*Requirement*: Copy out the records in full, word for word, without pictures.
═════ Source data
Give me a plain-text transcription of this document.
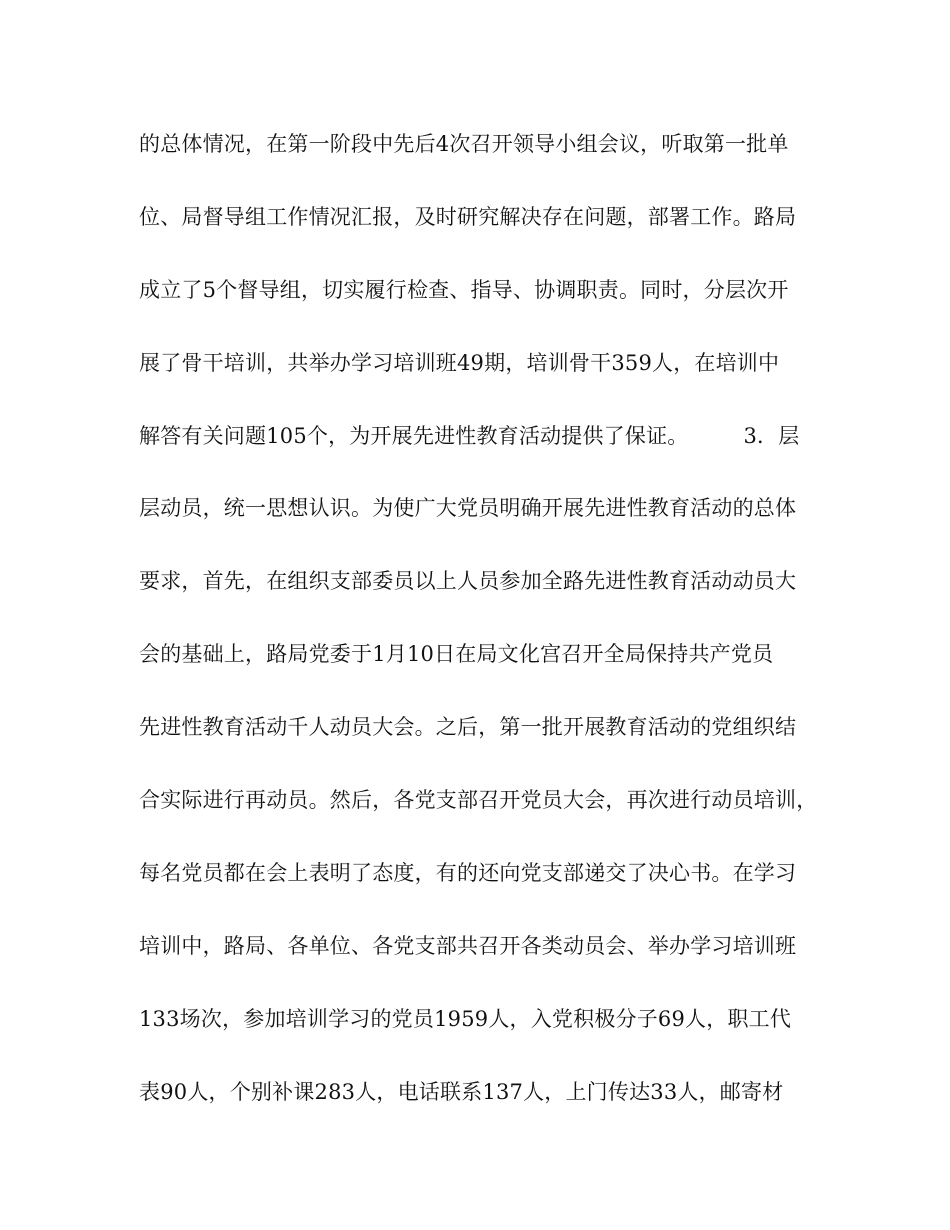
的总体情况，在第一阶段中先后4次召开领导小组会议，听取第一批单
位、局督导组工作情况汇报，及时研究解决存在问题，部署工作。路局
成立了5个督导组，切实履行检查、指导、协调职责。同时，分层次开
展了骨干培训，共举办学习培训班49期，培训骨干359人，在培训中
解答有关问题105个，为开展先进性教育活动提供了保证。        3．层
层动员，统一思想认识。为使广大党员明确开展先进性教育活动的总体
要求，首先，在组织支部委员以上人员参加全路先进性教育活动动员大
会的基础上，路局党委于1月10日在局文化宫召开全局保持共产党员
先进性教育活动千人动员大会。之后，第一批开展教育活动的党组织结
合实际进行再动员。然后，各党支部召开党员大会，再次进行动员培训，
每名党员都在会上表明了态度，有的还向党支部递交了决心书。在学习
培训中，路局、各单位、各党支部共召开各类动员会、举办学习培训班
133场次，参加培训学习的党员1959人，入党积极分子69人，职工代
表90人，个别补课283人，电话联系137人，上门传达33人，邮寄材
══════════
*Response to this task*:
Give me a plain-text transcription of this document.
的总体情况，在第一阶段中先后4次召开领导小组会议，听取第一批单
位、局督导组工作情况汇报，及时研究解决存在问题，部署工作。路局
成立了5个督导组，切实履行检查、指导、协调职责。同时，分层次开
展了骨干培训，共举办学习培训班49期，培训骨干359人，在培训中
解答有关问题105个，为开展先进性教育活动提供了保证。        3．层
层动员，统一思想认识。为使广大党员明确开展先进性教育活动的总体
要求，首先，在组织支部委员以上人员参加全路先进性教育活动动员大
会的基础上，路局党委于1月10日在局文化宫召开全局保持共产党员
先进性教育活动千人动员大会。之后，第一批开展教育活动的党组织结
合实际进行再动员。然后，各党支部召开党员大会，再次进行动员培训，
每名党员都在会上表明了态度，有的还向党支部递交了决心书。在学习
培训中，路局、各单位、各党支部共召开各类动员会、举办学习培训班
133场次，参加培训学习的党员1959人，入党积极分子69人，职工代
表90人，个别补课283人，电话联系137人，上门传达33人，邮寄材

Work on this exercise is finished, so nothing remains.